Supplied material:
════════

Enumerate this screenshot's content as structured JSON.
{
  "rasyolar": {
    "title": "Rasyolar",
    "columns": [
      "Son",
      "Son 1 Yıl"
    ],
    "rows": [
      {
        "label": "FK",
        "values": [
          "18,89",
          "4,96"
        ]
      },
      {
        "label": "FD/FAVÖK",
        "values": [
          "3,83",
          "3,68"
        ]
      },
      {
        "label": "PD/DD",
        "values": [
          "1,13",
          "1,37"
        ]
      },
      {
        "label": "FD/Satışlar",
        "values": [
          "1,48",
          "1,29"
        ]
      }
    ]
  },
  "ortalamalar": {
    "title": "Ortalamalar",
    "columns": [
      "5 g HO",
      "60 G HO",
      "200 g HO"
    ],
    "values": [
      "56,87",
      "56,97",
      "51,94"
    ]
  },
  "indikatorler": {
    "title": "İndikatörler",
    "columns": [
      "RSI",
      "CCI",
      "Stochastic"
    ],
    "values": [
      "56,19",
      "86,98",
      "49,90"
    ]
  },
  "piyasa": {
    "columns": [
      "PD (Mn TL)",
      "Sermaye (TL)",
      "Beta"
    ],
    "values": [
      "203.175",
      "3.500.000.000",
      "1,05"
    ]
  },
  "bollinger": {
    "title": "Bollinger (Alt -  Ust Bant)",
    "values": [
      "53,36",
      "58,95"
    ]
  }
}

════════

Scan the material above for the string "title" and report each line where you find it.

Task result:
    "title": "Rasyolar",
    "title": "Ortalamalar",
    "title": "İndikatörler",
    "title": "Bollinger (Alt -  Ust Bant)",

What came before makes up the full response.